━━ EXCERPTED RECORDS ━━
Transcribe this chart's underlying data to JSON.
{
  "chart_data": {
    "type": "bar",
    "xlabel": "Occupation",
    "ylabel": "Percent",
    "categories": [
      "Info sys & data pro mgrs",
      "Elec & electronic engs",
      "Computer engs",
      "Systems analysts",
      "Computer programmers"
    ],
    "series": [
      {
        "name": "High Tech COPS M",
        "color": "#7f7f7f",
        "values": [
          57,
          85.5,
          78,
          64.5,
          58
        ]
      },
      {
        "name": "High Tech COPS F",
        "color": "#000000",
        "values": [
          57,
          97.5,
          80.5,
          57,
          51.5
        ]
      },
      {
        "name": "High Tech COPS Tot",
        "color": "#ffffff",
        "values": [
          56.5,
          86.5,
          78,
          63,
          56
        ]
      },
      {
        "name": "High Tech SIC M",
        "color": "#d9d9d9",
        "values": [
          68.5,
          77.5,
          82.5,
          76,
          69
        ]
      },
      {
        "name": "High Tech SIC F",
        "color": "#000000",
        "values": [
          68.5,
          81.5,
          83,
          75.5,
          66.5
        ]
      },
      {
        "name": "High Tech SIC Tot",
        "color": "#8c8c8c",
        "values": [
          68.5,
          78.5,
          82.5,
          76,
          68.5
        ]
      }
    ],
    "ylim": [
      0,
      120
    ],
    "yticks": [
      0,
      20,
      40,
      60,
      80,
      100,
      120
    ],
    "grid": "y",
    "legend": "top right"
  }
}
━━━
━━ EXCERPTED RECORDS ━━
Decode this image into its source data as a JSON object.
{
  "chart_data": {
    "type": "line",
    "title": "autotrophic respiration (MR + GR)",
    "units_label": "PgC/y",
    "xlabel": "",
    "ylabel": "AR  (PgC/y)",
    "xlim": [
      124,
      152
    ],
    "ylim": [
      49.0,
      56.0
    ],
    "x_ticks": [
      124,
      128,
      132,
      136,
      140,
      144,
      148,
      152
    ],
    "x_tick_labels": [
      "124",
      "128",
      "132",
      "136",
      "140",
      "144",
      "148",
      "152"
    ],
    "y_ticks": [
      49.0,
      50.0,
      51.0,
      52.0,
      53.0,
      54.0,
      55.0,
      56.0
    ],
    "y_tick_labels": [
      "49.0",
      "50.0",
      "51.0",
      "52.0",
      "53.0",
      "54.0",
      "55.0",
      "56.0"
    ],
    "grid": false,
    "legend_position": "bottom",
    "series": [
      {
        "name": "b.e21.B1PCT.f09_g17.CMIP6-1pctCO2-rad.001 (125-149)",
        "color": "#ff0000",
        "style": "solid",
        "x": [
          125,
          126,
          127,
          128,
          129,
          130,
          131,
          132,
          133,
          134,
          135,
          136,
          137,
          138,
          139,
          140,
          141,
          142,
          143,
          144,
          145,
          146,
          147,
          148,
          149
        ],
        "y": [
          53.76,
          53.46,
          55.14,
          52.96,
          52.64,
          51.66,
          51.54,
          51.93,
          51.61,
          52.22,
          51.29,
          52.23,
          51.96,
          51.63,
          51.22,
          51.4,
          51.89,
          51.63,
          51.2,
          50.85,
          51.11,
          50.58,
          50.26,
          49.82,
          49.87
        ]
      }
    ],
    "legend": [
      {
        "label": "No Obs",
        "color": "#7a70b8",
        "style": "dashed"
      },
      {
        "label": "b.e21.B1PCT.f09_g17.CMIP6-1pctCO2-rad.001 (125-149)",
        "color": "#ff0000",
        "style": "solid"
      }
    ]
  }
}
━━━
- WRITTEN TASK
Of the lines in the records, determine how many contain the word "Computer", and report that number alone.

- EXERCISE SOLUTION
2